start Extracted entries

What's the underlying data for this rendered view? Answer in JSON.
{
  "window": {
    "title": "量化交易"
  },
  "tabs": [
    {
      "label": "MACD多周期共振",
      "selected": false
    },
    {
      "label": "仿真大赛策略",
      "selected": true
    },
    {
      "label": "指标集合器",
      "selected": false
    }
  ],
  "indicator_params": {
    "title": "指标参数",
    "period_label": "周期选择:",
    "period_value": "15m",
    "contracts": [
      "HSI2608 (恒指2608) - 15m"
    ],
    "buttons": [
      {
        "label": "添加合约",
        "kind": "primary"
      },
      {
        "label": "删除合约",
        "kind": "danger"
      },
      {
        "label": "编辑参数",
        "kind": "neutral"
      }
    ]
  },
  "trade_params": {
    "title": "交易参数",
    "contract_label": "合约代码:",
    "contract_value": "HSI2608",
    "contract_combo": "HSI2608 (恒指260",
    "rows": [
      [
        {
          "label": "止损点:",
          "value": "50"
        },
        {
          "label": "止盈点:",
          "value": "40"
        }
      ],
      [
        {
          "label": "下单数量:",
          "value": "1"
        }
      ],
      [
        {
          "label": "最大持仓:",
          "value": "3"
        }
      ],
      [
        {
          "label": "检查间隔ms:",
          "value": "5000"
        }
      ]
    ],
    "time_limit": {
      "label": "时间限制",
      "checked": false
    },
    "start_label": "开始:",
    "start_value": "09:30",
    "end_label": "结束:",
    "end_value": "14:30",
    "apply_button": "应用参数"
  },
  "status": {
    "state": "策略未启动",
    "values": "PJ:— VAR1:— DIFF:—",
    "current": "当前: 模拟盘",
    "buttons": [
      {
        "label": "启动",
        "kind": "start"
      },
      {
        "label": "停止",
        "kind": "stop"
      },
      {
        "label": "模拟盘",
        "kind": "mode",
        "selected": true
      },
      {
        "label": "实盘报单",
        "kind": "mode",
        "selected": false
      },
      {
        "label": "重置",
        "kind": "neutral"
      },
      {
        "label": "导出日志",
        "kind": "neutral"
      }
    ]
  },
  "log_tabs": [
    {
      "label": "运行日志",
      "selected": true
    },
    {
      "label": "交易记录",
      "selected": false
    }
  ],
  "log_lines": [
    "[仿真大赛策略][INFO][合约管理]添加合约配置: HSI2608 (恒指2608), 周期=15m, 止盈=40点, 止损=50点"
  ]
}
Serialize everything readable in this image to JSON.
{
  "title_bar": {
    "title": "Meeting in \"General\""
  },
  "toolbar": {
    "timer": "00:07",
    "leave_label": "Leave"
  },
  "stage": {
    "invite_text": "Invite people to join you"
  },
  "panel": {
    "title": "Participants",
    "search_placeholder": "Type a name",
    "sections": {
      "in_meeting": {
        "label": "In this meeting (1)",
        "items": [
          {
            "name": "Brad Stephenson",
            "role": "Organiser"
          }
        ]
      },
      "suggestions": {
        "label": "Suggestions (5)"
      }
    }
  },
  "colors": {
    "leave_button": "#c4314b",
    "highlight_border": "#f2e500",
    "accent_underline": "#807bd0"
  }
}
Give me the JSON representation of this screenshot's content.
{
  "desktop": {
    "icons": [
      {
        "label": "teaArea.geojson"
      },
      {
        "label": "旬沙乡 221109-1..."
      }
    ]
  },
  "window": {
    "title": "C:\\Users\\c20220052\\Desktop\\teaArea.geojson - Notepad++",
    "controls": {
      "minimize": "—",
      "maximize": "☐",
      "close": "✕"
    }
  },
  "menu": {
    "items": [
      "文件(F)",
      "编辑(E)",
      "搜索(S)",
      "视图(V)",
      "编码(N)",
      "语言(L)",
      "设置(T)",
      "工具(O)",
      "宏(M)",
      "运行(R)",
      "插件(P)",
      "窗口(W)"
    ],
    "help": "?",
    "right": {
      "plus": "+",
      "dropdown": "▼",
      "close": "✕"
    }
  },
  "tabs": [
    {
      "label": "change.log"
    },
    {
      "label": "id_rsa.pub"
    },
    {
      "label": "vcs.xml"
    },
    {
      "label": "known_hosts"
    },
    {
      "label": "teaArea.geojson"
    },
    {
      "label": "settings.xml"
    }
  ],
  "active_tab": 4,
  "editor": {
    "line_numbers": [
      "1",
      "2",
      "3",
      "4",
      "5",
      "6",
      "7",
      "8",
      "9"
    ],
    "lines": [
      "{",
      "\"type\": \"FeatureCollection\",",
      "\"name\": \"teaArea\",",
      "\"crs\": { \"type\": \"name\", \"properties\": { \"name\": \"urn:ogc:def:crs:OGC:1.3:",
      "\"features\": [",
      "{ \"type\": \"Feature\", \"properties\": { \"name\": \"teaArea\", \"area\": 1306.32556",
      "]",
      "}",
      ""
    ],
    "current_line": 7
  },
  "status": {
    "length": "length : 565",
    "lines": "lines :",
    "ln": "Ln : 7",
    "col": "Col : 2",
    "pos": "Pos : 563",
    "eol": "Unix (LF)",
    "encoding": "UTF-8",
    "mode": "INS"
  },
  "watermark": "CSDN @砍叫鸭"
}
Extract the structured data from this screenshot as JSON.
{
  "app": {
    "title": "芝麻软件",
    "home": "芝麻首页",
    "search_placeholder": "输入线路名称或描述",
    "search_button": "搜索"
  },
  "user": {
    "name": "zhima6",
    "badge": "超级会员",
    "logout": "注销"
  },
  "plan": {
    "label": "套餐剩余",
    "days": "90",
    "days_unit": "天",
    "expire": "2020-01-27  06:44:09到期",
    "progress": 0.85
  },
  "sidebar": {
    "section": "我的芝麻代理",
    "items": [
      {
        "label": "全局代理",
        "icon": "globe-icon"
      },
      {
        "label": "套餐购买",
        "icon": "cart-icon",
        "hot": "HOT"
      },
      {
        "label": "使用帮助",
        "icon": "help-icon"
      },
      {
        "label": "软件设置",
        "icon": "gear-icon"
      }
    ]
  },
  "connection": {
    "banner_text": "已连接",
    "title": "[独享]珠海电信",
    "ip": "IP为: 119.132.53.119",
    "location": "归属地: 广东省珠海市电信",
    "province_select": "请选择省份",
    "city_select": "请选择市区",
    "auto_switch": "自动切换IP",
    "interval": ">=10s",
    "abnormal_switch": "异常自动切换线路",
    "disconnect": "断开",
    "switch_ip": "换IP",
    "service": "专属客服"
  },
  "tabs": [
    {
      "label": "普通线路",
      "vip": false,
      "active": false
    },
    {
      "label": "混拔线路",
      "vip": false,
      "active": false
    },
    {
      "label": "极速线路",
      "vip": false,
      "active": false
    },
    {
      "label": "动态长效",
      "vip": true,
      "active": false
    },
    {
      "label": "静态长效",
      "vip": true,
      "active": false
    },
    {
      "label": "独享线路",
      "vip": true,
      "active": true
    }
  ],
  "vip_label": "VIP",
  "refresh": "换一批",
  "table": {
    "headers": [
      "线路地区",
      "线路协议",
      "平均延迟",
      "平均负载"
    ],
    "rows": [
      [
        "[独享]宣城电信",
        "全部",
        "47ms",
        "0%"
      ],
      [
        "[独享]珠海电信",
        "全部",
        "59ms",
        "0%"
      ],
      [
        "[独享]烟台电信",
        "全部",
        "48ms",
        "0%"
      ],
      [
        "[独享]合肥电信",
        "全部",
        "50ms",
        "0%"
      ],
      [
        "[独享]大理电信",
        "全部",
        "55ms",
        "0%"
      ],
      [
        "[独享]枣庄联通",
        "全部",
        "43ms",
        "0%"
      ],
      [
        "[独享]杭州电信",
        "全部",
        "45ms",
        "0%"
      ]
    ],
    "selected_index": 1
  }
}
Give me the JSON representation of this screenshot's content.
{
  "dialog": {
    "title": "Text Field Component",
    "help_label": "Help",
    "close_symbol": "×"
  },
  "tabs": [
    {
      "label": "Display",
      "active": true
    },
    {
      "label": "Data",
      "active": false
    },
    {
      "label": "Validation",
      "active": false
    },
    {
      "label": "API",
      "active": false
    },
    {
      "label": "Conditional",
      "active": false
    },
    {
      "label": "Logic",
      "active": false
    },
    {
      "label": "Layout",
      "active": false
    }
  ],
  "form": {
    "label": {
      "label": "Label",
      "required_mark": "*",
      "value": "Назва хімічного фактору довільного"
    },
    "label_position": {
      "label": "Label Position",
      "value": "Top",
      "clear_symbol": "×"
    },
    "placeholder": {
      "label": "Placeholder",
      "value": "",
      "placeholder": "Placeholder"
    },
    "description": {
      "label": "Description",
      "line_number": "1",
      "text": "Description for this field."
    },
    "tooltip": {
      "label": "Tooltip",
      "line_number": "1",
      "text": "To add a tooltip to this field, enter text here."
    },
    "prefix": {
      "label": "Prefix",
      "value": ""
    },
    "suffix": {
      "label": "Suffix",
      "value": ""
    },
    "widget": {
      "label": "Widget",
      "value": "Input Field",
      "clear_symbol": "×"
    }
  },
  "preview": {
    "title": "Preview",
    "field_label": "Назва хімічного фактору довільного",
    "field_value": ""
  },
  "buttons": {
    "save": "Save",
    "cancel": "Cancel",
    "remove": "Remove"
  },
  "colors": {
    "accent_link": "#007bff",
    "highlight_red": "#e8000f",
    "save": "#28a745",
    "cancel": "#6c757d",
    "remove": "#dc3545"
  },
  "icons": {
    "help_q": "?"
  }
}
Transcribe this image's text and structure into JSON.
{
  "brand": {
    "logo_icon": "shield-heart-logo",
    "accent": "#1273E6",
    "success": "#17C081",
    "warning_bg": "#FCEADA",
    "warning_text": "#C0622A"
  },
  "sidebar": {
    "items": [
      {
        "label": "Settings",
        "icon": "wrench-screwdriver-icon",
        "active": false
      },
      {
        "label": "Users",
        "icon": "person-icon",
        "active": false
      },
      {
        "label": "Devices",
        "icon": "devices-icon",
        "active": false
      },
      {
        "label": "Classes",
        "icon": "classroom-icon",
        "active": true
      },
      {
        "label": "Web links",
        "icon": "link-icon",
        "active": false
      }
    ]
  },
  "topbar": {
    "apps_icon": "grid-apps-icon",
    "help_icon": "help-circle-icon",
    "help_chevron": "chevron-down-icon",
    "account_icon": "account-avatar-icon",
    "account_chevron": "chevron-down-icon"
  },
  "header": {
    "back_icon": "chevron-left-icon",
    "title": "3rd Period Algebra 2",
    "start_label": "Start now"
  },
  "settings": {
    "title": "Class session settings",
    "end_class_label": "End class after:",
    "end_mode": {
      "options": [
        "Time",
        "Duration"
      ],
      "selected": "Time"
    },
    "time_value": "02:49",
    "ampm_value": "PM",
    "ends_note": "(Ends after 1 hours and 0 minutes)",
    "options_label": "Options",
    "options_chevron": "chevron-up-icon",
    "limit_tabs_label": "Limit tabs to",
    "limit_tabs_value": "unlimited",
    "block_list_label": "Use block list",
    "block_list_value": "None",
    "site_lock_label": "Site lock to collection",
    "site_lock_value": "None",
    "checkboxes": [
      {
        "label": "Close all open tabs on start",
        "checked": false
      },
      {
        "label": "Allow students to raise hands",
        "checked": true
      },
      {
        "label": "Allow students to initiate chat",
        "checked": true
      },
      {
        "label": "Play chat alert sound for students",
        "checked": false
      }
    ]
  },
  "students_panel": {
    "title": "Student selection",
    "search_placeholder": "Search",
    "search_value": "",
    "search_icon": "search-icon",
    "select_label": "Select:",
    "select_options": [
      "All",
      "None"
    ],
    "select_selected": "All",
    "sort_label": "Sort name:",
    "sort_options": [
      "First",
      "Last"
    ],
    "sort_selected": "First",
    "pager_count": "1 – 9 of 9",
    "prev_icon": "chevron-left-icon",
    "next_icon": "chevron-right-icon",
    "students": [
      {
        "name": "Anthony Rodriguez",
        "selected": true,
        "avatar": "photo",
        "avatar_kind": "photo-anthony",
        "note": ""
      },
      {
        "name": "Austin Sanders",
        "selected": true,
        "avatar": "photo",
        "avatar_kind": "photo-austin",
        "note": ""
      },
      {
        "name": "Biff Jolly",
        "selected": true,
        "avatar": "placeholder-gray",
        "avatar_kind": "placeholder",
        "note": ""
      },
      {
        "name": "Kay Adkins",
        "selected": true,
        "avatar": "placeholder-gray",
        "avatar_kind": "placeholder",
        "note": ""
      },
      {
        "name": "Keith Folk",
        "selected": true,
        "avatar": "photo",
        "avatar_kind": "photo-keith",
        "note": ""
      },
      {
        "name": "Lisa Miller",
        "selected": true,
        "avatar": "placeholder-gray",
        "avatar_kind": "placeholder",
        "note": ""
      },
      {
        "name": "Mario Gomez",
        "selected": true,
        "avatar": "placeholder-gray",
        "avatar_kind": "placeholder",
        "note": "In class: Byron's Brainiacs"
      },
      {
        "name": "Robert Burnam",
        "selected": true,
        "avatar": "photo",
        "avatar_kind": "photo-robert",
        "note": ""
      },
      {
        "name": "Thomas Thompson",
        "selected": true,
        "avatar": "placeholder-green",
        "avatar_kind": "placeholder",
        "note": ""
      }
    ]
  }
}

end Extracted entries

Copy out every line with the word "фактору".

      "value": "Назва хімічного фактору довільного"
    "field_label": "Назва хімічного фактору довільного",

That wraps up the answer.